毎度お騒がせしております。キングコング西野です。今回の記事は、毎朝voicyという音声メディアで配信している「#西野さんの朝礼」でお話したことから、編集して紹介させていただきます。(※今回の記事を音声で楽しみたい方はコチラ

今日は「これからの時代に取り残される人の2つの共通点」というテーマでお話ししたいと思います。

【連載「革命のファンファーレ2~現代の労働と報酬」】

第29回 これからの時代に取り残される人の2つの共通点

西野亮廣

情報の分断が進む中、これから苦労するスタンス

「これからの取り残される人の共通点」というのは、少しだけ変な言い回しですが、つまり、「今までは、それで通用したかもしれないけどね」です。

この1〜2年は、かなり情報の分断が進んだと思っています。
「NFT」「Web3」「メタバース」… 何それ? 美味しいの? …という人が実際に結構いると思います。

僕自身、NFTで絵本ページオーナーみたいなのを仕掛けた時に、「理解している人」と「理解していない人」がいて、さらには、「理解しようとしている人」と「理解する気がない人」を目の当たりにしました。
そして、「理解する気がない人」が、開き直っていく様子も見ました。

提供された資料>
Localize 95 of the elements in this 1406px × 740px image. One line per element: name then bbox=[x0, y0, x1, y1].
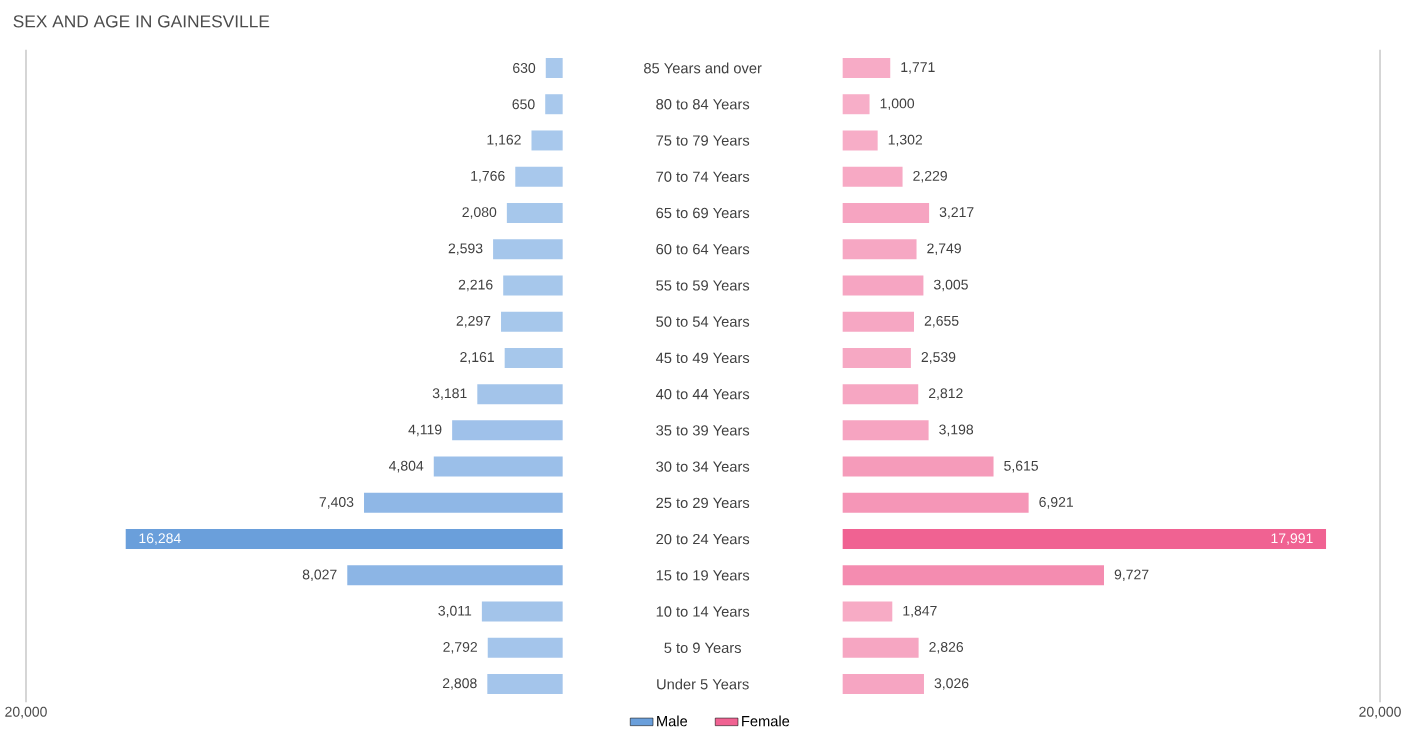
data-label: 3,026 bbox=[934, 678, 969, 690]
data-label: 2,539 bbox=[921, 352, 956, 364]
bar bbox=[842, 384, 919, 405]
y-tick-label: 35 to 39 Years bbox=[656, 425, 750, 436]
data-label: 650 bbox=[512, 99, 535, 110]
data-label: 9,727 bbox=[1114, 569, 1149, 582]
data-label: 17,991 bbox=[1271, 533, 1313, 545]
y-tick-label: 85 Years and over bbox=[644, 62, 762, 74]
bar bbox=[504, 347, 563, 368]
bar bbox=[481, 601, 563, 622]
bar bbox=[125, 529, 563, 550]
bar bbox=[493, 239, 563, 260]
data-label: 2,229 bbox=[913, 170, 947, 183]
bar bbox=[842, 637, 919, 658]
legend-label: Male bbox=[657, 715, 688, 727]
bar bbox=[452, 420, 563, 441]
chart-title: SEX AND AGE IN GAINESVILLE bbox=[13, 15, 270, 28]
bar bbox=[842, 674, 924, 695]
data-label: 2,080 bbox=[462, 207, 497, 219]
y-tick-label: 65 to 69 Years bbox=[656, 207, 750, 219]
y-tick-label: 10 to 14 Years bbox=[656, 606, 750, 617]
data-label: 2,812 bbox=[928, 388, 963, 400]
data-label: 2,826 bbox=[929, 642, 964, 654]
bar bbox=[842, 311, 915, 332]
data-label: 630 bbox=[513, 63, 536, 73]
data-label: 7,403 bbox=[319, 497, 354, 509]
bar bbox=[515, 166, 563, 187]
data-label: 2,655 bbox=[924, 315, 959, 328]
y-tick-label: 70 to 74 Years bbox=[656, 171, 750, 182]
bar bbox=[545, 57, 563, 78]
data-label: 2,808 bbox=[442, 678, 477, 690]
data-label: 6,921 bbox=[1039, 497, 1073, 509]
y-tick-label: 20 to 24 Years bbox=[656, 533, 750, 545]
x-tick-label: 20,000 bbox=[1359, 706, 1401, 719]
bar bbox=[842, 239, 917, 260]
data-label: 1,771 bbox=[901, 62, 935, 74]
data-label: 1,847 bbox=[903, 605, 937, 618]
bar bbox=[347, 565, 563, 586]
data-label: 3,181 bbox=[432, 388, 467, 400]
bar bbox=[842, 420, 929, 441]
data-label: 2,161 bbox=[460, 352, 494, 364]
y-tick-label: Under 5 Years bbox=[657, 678, 749, 690]
y-tick-label: 50 to 54 Years bbox=[656, 316, 750, 327]
y-tick-label: 80 to 84 Years bbox=[656, 99, 750, 110]
bar bbox=[433, 456, 563, 477]
bar bbox=[501, 311, 563, 332]
legend-label: Female bbox=[742, 715, 790, 727]
bar bbox=[842, 565, 1105, 586]
bar bbox=[842, 130, 878, 151]
bar bbox=[506, 202, 563, 223]
bar bbox=[842, 275, 924, 296]
bar bbox=[842, 601, 893, 622]
bar bbox=[842, 94, 870, 115]
data-label: 16,284 bbox=[139, 533, 181, 545]
bar bbox=[487, 674, 563, 695]
bar bbox=[364, 492, 563, 513]
data-label: 2,593 bbox=[448, 243, 483, 255]
bar bbox=[842, 529, 1327, 550]
y-tick-label: 55 to 59 Years bbox=[656, 280, 750, 291]
y-tick-label: 60 to 64 Years bbox=[656, 244, 750, 255]
data-label: 2,297 bbox=[456, 315, 491, 328]
bar bbox=[487, 637, 563, 658]
y-tick-label: 75 to 79 Years bbox=[656, 135, 750, 146]
bar bbox=[531, 130, 563, 151]
bar bbox=[545, 94, 563, 115]
data-label: 4,119 bbox=[408, 424, 442, 437]
data-label: 3,011 bbox=[438, 605, 472, 618]
y-tick-label: 15 to 19 Years bbox=[656, 570, 750, 581]
bar bbox=[842, 57, 891, 78]
y-tick-label: 40 to 44 Years bbox=[655, 388, 750, 400]
bar bbox=[503, 275, 563, 296]
bar bbox=[842, 166, 903, 187]
data-label: 3,005 bbox=[933, 279, 968, 292]
y-tick-label: 45 to 49 Years bbox=[655, 352, 750, 364]
data-label: 1,000 bbox=[880, 98, 915, 111]
data-label: 2,792 bbox=[443, 642, 477, 654]
bar bbox=[842, 456, 994, 477]
data-label: 1,162 bbox=[487, 134, 521, 147]
data-label: 2,749 bbox=[927, 243, 961, 255]
data-label: 1,302 bbox=[888, 134, 923, 147]
data-label: 4,804 bbox=[388, 460, 424, 473]
bar bbox=[842, 492, 1029, 513]
data-label: 1,766 bbox=[471, 170, 505, 183]
bar bbox=[842, 202, 930, 223]
bar bbox=[842, 347, 911, 368]
y-tick-label: 30 to 34 Years bbox=[656, 461, 750, 472]
bar bbox=[477, 384, 563, 405]
x-tick-label: 20,000 bbox=[5, 706, 47, 719]
data-label: 3,217 bbox=[939, 207, 974, 219]
y-tick-label: 5 to 9 Years bbox=[664, 642, 741, 653]
data-label: 8,027 bbox=[302, 569, 337, 582]
y-tick-label: 25 to 29 Years bbox=[656, 497, 750, 509]
data-label: 5,615 bbox=[1004, 460, 1039, 473]
data-label: 3,198 bbox=[939, 424, 974, 437]
data-label: 2,216 bbox=[458, 279, 493, 292]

課題> 本文の「情報の分断が進む中、これから苦労するスタンス」から「そして、「理解する気がない人」が、開き直っていく様子も見ました。」までを、そのまま書き写してください。

答え>
情報の分断が進む中、これから苦労するスタンス

「これからの取り残される人の共通点」というのは、少しだけ変な言い回しですが、つまり、「今までは、それで通用したかもしれないけどね」です。

この1〜2年は、かなり情報の分断が進んだと思っています。
「NFT」「Web3」「メタバース」… 何それ? 美味しいの? …という人が実際に結構いると思います。

僕自身、NFTで絵本ページオーナーみたいなのを仕掛けた時に、「理解している人」と「理解していない人」がいて、さらには、「理解しようとしている人」と「理解する気がない人」を目の当たりにしました。
そして、「理解する気がない人」が、開き直っていく様子も見ました。